[start INFORMATION SHOWN]

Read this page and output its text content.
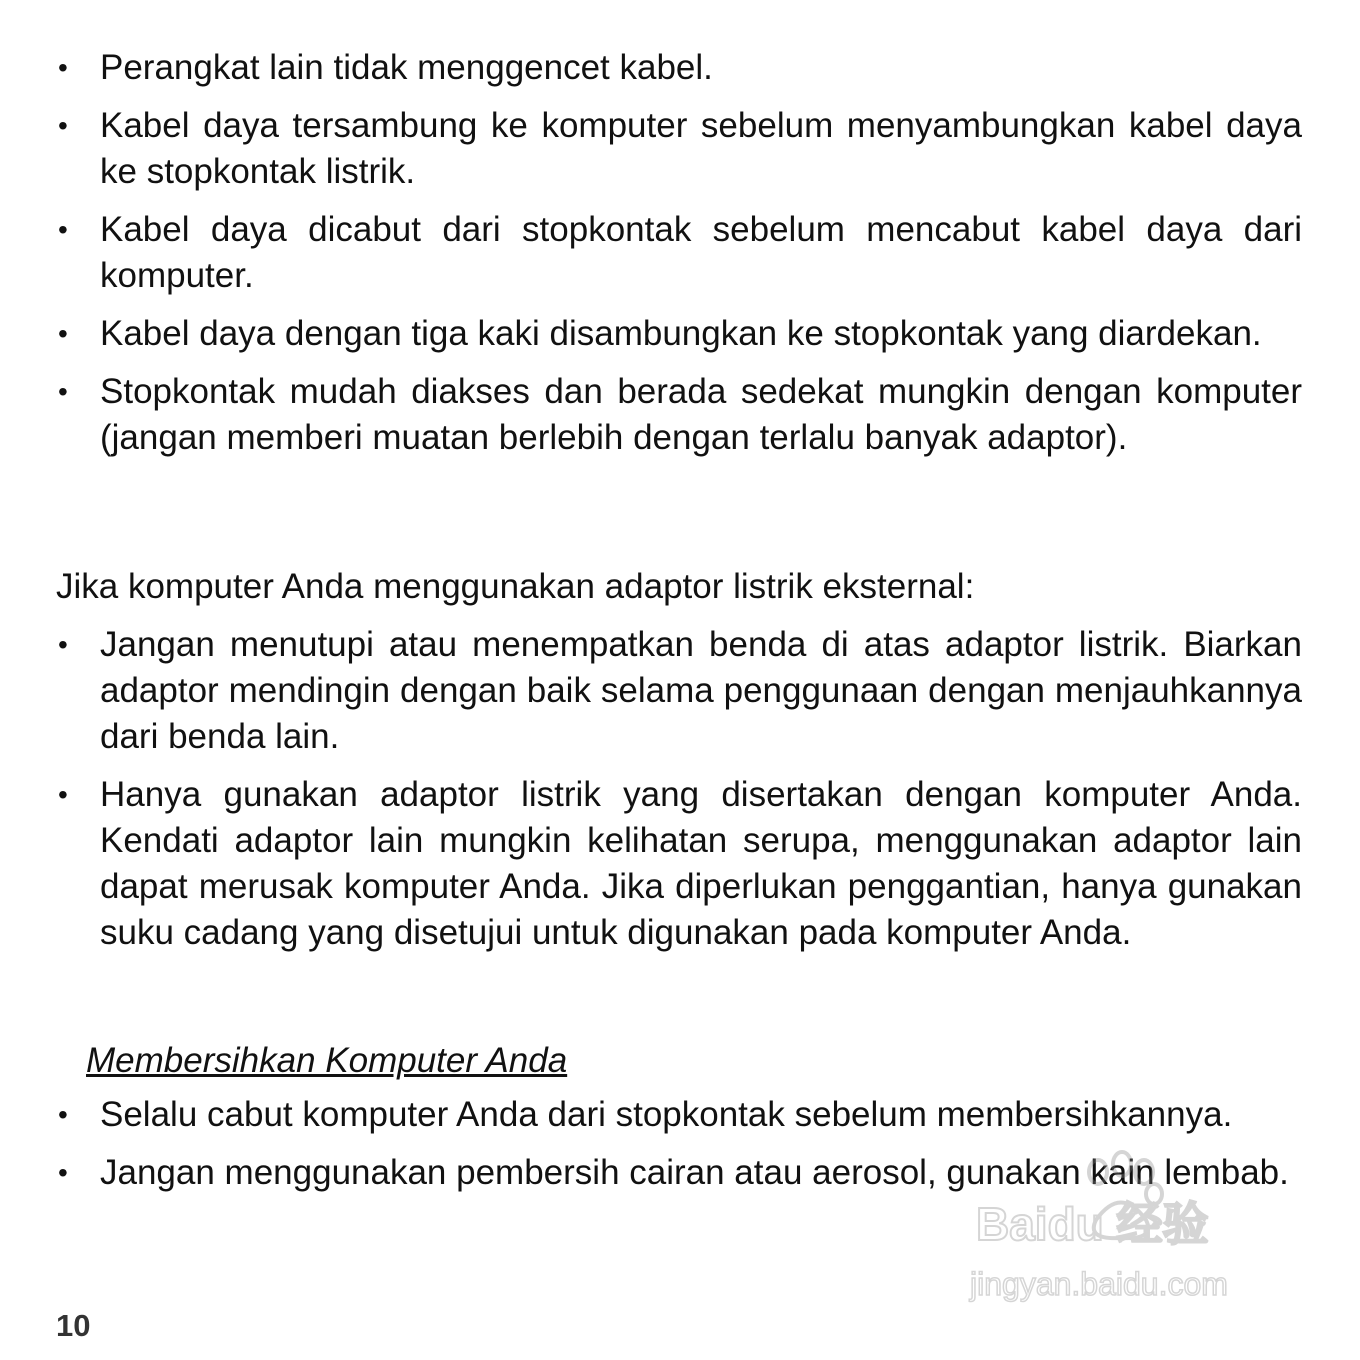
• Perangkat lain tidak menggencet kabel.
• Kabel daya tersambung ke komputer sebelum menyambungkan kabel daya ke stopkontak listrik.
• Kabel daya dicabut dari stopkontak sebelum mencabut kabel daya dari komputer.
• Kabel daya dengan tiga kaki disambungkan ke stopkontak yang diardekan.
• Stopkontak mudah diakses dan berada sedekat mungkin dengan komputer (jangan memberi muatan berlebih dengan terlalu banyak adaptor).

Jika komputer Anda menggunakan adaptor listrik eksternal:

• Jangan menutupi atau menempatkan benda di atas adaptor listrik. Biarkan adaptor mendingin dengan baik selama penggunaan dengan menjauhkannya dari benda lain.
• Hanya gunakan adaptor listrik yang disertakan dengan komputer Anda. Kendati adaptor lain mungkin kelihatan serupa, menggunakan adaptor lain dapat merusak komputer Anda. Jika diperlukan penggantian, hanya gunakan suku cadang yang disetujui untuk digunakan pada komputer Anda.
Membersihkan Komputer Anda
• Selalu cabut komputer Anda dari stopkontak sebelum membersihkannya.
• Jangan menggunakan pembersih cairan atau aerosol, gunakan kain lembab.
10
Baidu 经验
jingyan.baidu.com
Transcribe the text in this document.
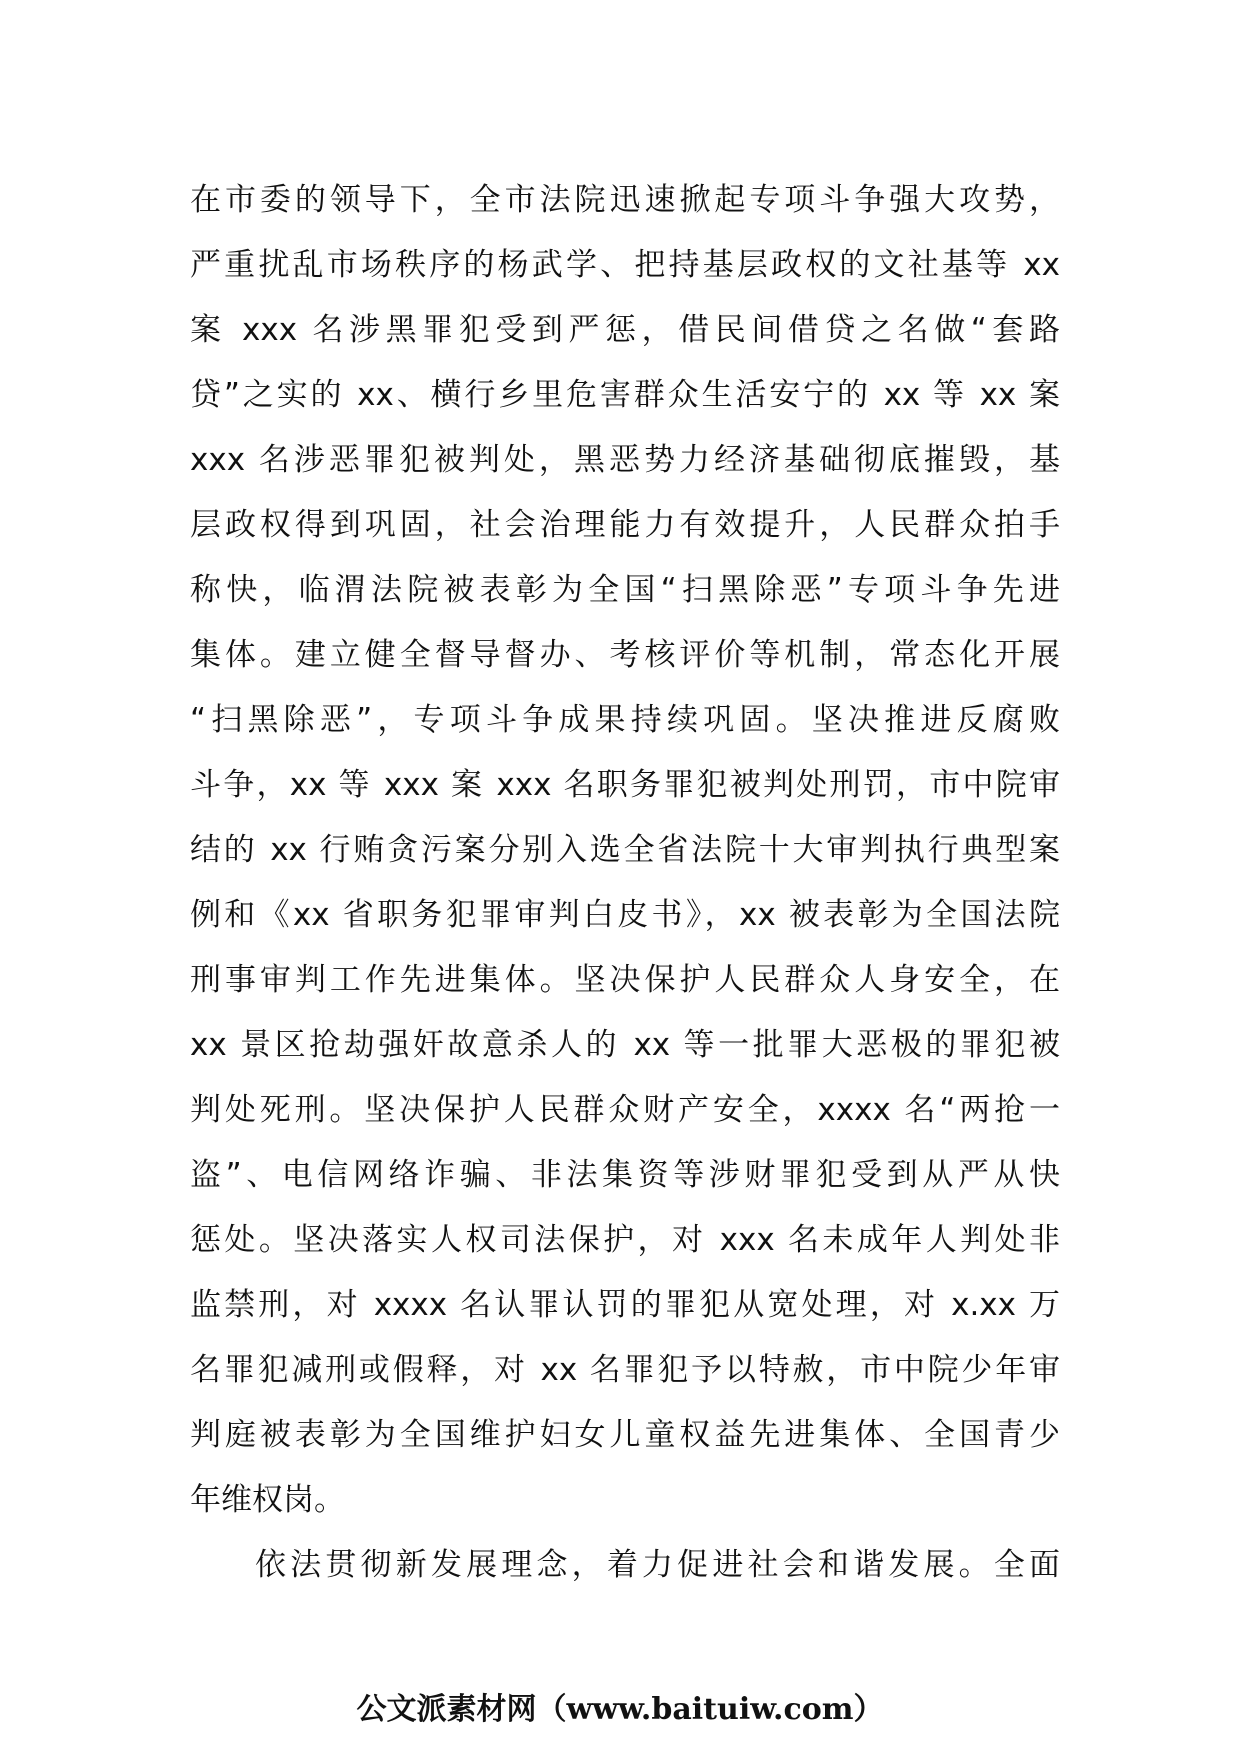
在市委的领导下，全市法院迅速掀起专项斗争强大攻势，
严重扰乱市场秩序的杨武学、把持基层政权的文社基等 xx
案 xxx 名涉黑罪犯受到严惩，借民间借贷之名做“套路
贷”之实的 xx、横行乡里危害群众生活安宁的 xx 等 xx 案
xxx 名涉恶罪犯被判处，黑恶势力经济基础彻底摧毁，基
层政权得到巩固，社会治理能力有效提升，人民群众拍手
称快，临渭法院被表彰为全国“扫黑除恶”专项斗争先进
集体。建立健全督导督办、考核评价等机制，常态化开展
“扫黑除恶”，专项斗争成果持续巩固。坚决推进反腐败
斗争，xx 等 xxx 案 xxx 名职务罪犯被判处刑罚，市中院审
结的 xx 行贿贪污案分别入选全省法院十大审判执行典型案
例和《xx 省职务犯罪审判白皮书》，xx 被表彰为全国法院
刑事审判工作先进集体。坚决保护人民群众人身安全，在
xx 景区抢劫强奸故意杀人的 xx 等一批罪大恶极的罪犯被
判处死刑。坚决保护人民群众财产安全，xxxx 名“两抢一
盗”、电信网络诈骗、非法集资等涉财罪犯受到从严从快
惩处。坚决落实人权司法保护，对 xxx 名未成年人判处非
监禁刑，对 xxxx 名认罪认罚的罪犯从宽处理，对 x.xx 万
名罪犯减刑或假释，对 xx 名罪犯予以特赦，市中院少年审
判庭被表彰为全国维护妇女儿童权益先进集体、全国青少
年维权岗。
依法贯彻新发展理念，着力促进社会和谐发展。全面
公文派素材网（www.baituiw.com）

[end INFORMATION SHOWN]

Every line of text is to be repeated exactly; pictures are left out.

Read this page and output its text content.
• Perangkat lain tidak menggencet kabel.
• Kabel daya tersambung ke komputer sebelum menyambungkan kabel daya ke stopkontak listrik.
• Kabel daya dicabut dari stopkontak sebelum mencabut kabel daya dari komputer.
• Kabel daya dengan tiga kaki disambungkan ke stopkontak yang diardekan.
• Stopkontak mudah diakses dan berada sedekat mungkin dengan komputer (jangan memberi muatan berlebih dengan terlalu banyak adaptor).

Jika komputer Anda menggunakan adaptor listrik eksternal:

• Jangan menutupi atau menempatkan benda di atas adaptor listrik. Biarkan adaptor mendingin dengan baik selama penggunaan dengan menjauhkannya dari benda lain.
• Hanya gunakan adaptor listrik yang disertakan dengan komputer Anda. Kendati adaptor lain mungkin kelihatan serupa, menggunakan adaptor lain dapat merusak komputer Anda. Jika diperlukan penggantian, hanya gunakan suku cadang yang disetujui untuk digunakan pada komputer Anda.
Membersihkan Komputer Anda
• Selalu cabut komputer Anda dari stopkontak sebelum membersihkannya.
• Jangan menggunakan pembersih cairan atau aerosol, gunakan kain lembab.
10
Baidu 经验
jingyan.baidu.com
Transcribe the text in this document.
在市委的领导下，全市法院迅速掀起专项斗争强大攻势，
严重扰乱市场秩序的杨武学、把持基层政权的文社基等 xx
案 xxx 名涉黑罪犯受到严惩，借民间借贷之名做“套路
贷”之实的 xx、横行乡里危害群众生活安宁的 xx 等 xx 案
xxx 名涉恶罪犯被判处，黑恶势力经济基础彻底摧毁，基
层政权得到巩固，社会治理能力有效提升，人民群众拍手
称快，临渭法院被表彰为全国“扫黑除恶”专项斗争先进
集体。建立健全督导督办、考核评价等机制，常态化开展
“扫黑除恶”，专项斗争成果持续巩固。坚决推进反腐败
斗争，xx 等 xxx 案 xxx 名职务罪犯被判处刑罚，市中院审
结的 xx 行贿贪污案分别入选全省法院十大审判执行典型案
例和《xx 省职务犯罪审判白皮书》，xx 被表彰为全国法院
刑事审判工作先进集体。坚决保护人民群众人身安全，在
xx 景区抢劫强奸故意杀人的 xx 等一批罪大恶极的罪犯被
判处死刑。坚决保护人民群众财产安全，xxxx 名“两抢一
盗”、电信网络诈骗、非法集资等涉财罪犯受到从严从快
惩处。坚决落实人权司法保护，对 xxx 名未成年人判处非
监禁刑，对 xxxx 名认罪认罚的罪犯从宽处理，对 x.xx 万
名罪犯减刑或假释，对 xx 名罪犯予以特赦，市中院少年审
判庭被表彰为全国维护妇女儿童权益先进集体、全国青少
年维权岗。
依法贯彻新发展理念，着力促进社会和谐发展。全面
公文派素材网（www.baituiw.com）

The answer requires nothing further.